---------- SUPPLIED TEXT

# Lure Coursing



## BeeKay

(Hope I'm posting this in the right thread)
So I will be getting a very high energy dog next year (if everything goes according to plan.) I've seen some posts about agility but not many on lure coursing. I was wondering if any members do lure coursing with their dogs and how you got them into it?


----------



## CptJack

I know Laurelin does it with her dog, Hank. 

My impression of it is that it's basically a situation where the dog either gets it and does it or doesn't get it and doesn't do it. There are also some limitations on what breeds can compete in which events, and there are parts of the country where it's more common than others.


----------



## ChaosIsAWeim

AKC's coursing ability is open to any breed/mix, traditional coursing and open field coursing to my knowledge is only open to approved hounds. 

I have done coursing ability with one of my dogs, she goes absolutely bonkers for it. Yeah it is a sport that a dog really has to like it to do it, I mean they are chasing a plastic bag, some dogs would just say the hell with that. Really basically all I did was take my dog down to the course early while they were practising and watched her demeanor. They had runs going on during weim nationals one year and I just thought it was cool, I think almost all the weims that weekend got their title.


----------



## BeeKay

CptJack said:


> I know Laurelin does it with her dog, Hank.
> 
> My impression of it is that it's basically a situation where the dog either gets it and does it or doesn't get it and doesn't do it. There are also some limitations on what breeds can compete in which events, and there are parts of the country where it's more common than others.


Yea I was trying to find a place in SoCal but the only one I came across is the place I met my breeder at. It was really cool to see how excited all the dogs get cause they knew exactly what was going on. They seemed like they enjoyed it so much. I really want to do that with my dog when he's old enough.


----------



## CptJack

There are a couple of events that offer it here, that I keep meaning to get my terrier out to. He loves chasing things. I think he might get the point and have fun. My BC *might*. My other dogs would be of the '??? you want me to chase a plastic bag why? no.' variety.


----------



## animalcraker

Where in SoCal are you and what breed? I've only been to one formal lure coursing event. It was a sighthound only race thru ASFA at Prado dam. We're planning on eventually running my youngest once she finishes her CH.


----------



## BeeKay

animalcraker said:


> Where in SoCal are you and what breed? I've only been to one formal lure coursing event. It was a sighthound only race thru ASFA at Prado dam. We're planning on eventually running my youngest once she finishes her CH.

--------------------
---------- PROVIDED INFORMATION

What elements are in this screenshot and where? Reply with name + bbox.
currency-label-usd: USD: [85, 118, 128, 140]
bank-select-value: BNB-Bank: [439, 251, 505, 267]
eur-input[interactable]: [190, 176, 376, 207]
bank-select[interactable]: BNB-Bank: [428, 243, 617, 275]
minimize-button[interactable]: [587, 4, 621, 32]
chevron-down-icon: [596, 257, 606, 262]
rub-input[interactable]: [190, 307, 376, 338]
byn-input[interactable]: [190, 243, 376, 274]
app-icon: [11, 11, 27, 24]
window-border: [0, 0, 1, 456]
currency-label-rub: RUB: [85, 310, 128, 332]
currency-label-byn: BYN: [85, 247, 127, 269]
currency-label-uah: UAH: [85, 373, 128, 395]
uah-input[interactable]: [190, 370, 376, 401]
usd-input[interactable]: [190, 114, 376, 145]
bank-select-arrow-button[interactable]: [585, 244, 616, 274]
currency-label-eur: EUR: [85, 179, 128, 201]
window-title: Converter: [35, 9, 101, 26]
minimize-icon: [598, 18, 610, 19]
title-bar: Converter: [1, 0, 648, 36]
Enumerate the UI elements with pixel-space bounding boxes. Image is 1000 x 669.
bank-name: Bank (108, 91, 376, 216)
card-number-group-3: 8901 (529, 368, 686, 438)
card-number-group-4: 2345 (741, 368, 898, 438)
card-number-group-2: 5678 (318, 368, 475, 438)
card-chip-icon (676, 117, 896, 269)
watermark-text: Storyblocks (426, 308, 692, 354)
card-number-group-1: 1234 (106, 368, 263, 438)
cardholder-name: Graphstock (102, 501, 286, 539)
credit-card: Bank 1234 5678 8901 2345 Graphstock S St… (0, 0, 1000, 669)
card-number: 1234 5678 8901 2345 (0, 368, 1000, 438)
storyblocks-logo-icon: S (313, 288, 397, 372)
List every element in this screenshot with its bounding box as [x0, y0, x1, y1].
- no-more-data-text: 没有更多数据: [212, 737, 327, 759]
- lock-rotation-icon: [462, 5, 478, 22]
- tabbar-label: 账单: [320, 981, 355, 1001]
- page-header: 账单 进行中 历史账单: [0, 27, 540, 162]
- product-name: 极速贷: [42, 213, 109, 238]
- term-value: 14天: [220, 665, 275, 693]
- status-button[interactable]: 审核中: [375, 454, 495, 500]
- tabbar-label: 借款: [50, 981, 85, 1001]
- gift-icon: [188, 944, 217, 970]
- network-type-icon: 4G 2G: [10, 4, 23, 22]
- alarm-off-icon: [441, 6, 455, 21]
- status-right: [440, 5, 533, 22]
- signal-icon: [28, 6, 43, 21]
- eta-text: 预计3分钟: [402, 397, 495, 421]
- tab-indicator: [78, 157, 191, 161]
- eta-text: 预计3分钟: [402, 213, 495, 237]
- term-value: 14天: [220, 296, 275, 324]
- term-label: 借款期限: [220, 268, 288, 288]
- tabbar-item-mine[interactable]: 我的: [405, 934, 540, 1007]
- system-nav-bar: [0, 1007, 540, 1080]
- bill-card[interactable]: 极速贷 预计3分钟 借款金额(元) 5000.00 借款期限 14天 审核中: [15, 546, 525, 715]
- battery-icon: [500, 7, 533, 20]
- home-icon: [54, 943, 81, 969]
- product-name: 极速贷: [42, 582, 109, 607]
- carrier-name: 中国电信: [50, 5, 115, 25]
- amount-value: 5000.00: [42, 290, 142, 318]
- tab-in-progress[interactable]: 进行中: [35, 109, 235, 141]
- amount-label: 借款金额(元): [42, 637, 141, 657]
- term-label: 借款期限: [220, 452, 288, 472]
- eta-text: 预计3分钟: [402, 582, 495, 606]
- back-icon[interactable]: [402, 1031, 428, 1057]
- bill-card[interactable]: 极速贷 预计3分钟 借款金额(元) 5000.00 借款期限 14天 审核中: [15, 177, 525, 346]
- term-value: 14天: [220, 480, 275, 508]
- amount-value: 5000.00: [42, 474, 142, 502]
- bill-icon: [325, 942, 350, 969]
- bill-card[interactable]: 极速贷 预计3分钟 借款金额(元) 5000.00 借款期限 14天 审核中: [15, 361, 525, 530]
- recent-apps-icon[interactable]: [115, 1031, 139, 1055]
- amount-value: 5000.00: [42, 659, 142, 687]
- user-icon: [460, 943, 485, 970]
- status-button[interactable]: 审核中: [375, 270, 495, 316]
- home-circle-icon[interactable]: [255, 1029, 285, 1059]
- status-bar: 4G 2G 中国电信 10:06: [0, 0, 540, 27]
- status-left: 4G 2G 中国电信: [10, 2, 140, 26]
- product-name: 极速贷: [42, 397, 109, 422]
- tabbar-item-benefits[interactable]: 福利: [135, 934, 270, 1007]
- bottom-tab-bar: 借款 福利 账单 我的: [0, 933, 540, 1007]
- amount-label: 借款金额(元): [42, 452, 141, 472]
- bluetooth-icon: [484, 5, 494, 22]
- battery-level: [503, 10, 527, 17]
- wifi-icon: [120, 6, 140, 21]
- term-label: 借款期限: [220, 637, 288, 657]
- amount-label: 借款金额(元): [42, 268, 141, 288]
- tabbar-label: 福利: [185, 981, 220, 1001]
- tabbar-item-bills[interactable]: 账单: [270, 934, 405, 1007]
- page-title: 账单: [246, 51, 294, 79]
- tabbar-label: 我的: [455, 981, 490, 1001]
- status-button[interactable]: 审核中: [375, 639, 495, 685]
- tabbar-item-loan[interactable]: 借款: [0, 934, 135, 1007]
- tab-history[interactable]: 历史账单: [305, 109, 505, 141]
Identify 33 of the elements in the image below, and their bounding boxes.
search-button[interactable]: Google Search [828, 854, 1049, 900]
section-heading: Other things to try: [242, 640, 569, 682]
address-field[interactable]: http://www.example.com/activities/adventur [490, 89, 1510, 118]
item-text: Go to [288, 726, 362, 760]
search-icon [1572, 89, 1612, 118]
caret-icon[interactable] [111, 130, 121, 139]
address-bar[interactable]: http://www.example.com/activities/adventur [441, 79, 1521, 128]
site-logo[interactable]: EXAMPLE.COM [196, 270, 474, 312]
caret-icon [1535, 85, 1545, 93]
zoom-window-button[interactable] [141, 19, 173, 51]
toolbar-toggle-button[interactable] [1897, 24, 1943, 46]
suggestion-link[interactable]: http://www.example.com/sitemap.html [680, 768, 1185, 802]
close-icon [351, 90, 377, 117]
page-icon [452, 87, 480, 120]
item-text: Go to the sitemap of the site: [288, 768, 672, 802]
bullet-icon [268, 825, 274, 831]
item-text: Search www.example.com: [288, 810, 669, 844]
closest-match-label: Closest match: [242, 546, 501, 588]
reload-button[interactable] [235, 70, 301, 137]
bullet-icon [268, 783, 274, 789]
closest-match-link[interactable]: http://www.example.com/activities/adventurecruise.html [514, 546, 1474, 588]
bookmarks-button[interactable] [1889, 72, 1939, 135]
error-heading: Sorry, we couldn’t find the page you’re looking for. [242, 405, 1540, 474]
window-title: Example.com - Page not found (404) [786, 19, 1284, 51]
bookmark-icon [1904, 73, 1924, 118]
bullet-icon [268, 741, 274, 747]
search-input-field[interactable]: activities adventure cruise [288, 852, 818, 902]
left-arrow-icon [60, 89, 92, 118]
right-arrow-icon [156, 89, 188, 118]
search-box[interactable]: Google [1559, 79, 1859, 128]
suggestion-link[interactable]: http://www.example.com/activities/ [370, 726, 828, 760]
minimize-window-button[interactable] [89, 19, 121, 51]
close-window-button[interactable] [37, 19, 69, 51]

--------------------

* **TO-DO LIST**:
[1] Answer these questions using the forum thread on lure coursing.
(a) According to ChaosIsAWeim, which AKC coursing event is open to any breed or mix?
(b) Where was the sighthound-only ASFA event that animalcraker attended held?
(c) What does CptJack say his terrier loves?
[2] Duplicate the passage of the forum thread on lure coursing that begins at the words "Yea I was trying" and stops after the words "why? no.' variety.".
[3] Write the next part of the forum thread on lure coursing, carrying on from the point where it stops.

* **EXPECTED ANSWERS**:
[1]
(a) Coursing ability.
(b) At Prado dam.
(c) Chasing things.

[2]
Yea I was trying to find a place in SoCal but the only one I came across is the place I met my breeder at. It was really cool to see how excited all the dogs get cause they knew exactly what was going on. They seemed like they enjoyed it so much. I really want to do that with my dog when he's old enough.


----------



## CptJack

There are a couple of events that offer it here, that I keep meaning to get my terrier out to. He loves chasing things. I think he might get the point and have fun. My BC *might*. My other dogs would be of the '??? you want me to chase a plastic bag why? no.' variety.

[3]
Yes I'm in SoCal. I just put a deposit on a pharaoh hound a couple months ago. I've been to the Prado park in Chino, CA. That is where I met my breeder. It was just PH lure coursing for the western specialty. I don't think a pup can lure course until after a year old tho, right? How do you get them started in it?


----------



## Laurelin

I lure course! Well we do CAT type courses though Hank has seen a sighthound course in practice. Yeah basically you just line them up and let them run. Generally they're either into it or not though I know some people try to build drive for the lure. My dog was a nut for it from the get go. In fact he is almost too nutty because he doesn't want to come back at the end of the run. He wants to keep going lol. That is the only difficulty we've run into is his recall vanishes around 'prey' and he gets absolutely jacked by the 'bunny'. If he even goes in the field where he's coursed before he spends a lot of time trying to find the bunny. And he's only coursed there 3 times. 

EDIT: I have also been to sighthound events, including a nationals (because my agility club hosted it). It's really neat both the CAT and the actual coursing.


----------



## animalcraker

For ASFA you can run at 11 months. Their website is actually quite helpful in explaining everything that happens at a lure coursing event. There's a few vendors at the local conformation dog shows that sells flirt poles so you can start "playing" with your puppy and getting them excited about chasing a lure. Or you can try to find a feed or tack shop that sells lunge whips.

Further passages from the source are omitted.